→ ЗАДАНИЕ: Перепишите дословно фрагмент текста о стихах, созвучных нынешнему дню, который начинается со слов, содержащих «With solemn lips», и заканчивается словами «of cursing down.».

→ ТЕКСТ ДОКУМЕНТА:
#####

Немало этих стихов кажутся написанными для нынешнего дня. Возьмем следующие строки из стихотворения под названием «Техас»; их можно было бы счесть призывом к добровольцам.

"Up the hill-side, down the glen,

Rouse the sleeping citizen,

Summon forth the might of men!

* * * * *

"Oh! for God and duty stand,

Heart to heart and hand to hand,

Round the old graves of the land.

"Whoso shrinks or falters now,

Whoso to the yoke would bow,—

Brand the craven on his brow!

"Perish party, perish clan!

Strike together, while ye can,

Like the arm of one strong man."

Администрация могла бы обратиться к этим стихам за политической программой: он вел эту битву еще до них.

"Have they wronged us? Let us, then,

Render back nor threats nor prayers;

Have they chained our freeborn men?

Let us unchain theirs!"

Или взгляните на эти заключительные строфы «Кризиса», который является последним из «Голосов». Разве наш пророк не написал их именно для сегодняшнего дня?

"The crisis presses on us; face to face with us it stands,

With solemn lips of question, like the Sphinx in Egypt's sands!

This day we fashion Destiny, our web of Fate we spin;

This day for all hereafter choose we holiness or sin;

Even now from starry Gerizim, or Ebal's cloudy crown,

We call the dews of blessing or the bolts of cursing down.

"By all for which the Martyrs bore their agony and shame,

By all the warning words of truth with which the Prophets came,

By the Future which awaits us, by all the hopes which cast

Their faint and trembling beams across the darkness of the Past,

And by the blessed thought of Him who for Earth's freedom died,

O my people! O my brothers! let us choose the righteous side.

#####

→ ПРИВЕДЁННЫЙ ЛИСТИНГ:
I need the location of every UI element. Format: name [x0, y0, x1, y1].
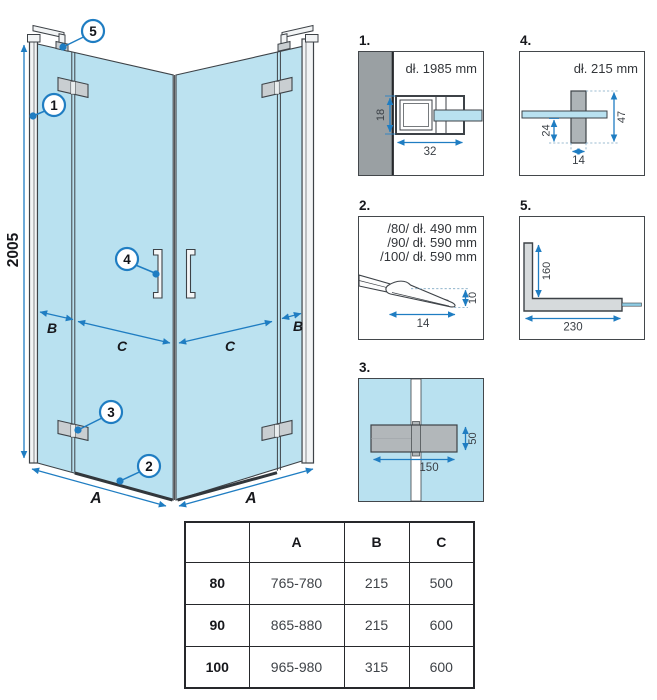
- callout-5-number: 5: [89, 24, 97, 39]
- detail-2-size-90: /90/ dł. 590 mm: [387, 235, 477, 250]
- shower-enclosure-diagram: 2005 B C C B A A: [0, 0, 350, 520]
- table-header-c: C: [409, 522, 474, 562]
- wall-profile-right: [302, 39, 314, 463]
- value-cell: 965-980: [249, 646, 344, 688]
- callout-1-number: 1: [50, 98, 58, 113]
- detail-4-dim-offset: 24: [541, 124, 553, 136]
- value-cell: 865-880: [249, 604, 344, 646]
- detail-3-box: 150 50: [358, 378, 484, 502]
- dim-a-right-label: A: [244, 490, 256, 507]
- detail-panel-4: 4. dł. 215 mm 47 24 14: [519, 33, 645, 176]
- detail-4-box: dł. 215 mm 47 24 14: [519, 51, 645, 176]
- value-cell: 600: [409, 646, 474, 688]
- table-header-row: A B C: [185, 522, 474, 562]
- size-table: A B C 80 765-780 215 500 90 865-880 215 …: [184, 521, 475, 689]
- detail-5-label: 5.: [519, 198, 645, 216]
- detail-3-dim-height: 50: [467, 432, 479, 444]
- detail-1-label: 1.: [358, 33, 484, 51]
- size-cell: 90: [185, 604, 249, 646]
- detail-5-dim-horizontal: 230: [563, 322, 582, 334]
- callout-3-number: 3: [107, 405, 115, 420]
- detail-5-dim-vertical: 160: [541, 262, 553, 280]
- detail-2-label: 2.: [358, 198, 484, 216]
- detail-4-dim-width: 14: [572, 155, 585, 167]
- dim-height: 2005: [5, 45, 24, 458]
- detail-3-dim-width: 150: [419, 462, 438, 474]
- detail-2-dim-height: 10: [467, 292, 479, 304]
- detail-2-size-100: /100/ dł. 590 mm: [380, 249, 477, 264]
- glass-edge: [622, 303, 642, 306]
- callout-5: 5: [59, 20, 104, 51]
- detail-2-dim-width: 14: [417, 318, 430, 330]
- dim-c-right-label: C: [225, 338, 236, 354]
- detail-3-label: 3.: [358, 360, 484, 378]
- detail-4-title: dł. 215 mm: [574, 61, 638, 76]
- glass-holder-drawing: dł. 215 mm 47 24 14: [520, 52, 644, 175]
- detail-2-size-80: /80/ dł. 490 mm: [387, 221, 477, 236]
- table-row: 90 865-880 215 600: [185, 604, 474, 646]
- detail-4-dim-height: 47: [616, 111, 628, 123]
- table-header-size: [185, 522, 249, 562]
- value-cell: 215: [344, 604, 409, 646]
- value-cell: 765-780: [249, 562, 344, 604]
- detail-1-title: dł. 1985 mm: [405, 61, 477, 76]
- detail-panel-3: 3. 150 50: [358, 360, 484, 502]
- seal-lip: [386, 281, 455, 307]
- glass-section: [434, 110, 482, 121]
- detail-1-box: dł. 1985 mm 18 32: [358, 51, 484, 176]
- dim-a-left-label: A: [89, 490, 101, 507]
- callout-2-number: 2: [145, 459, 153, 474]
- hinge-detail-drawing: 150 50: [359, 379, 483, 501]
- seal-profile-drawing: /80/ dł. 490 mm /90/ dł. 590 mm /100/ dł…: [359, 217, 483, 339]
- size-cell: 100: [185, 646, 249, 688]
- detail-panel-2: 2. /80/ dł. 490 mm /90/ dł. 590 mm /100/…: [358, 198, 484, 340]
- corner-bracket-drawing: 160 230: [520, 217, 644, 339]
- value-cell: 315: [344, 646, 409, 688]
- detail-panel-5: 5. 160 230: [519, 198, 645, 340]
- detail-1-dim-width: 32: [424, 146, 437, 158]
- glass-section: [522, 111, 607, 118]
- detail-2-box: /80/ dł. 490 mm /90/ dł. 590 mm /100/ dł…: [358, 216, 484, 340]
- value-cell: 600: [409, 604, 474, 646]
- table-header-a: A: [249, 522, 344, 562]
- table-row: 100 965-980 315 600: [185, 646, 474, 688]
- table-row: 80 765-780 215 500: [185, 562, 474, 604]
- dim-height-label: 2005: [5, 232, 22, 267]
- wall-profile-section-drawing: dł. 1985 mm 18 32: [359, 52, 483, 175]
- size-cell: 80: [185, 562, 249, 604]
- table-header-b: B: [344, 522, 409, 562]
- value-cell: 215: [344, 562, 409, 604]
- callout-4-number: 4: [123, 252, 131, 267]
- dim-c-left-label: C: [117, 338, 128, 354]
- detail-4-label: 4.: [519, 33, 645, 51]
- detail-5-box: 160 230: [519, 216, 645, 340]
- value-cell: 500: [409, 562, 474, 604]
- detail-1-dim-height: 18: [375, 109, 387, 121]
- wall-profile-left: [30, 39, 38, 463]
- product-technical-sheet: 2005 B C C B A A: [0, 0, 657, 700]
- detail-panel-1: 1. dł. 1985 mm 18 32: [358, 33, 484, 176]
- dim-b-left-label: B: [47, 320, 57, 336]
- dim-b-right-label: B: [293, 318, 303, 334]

#####

→ ПИСЬМЕННЫЙ ОТВЕТ:
With solemn lips of question, like the Sphinx in Egypt's sands!

This day we fashion Destiny, our web of Fate we spin;

This day for all hereafter choose we holiness or sin;

Even now from starry Gerizim, or Ebal's cloudy crown,

We call the dews of blessing or the bolts of cursing down.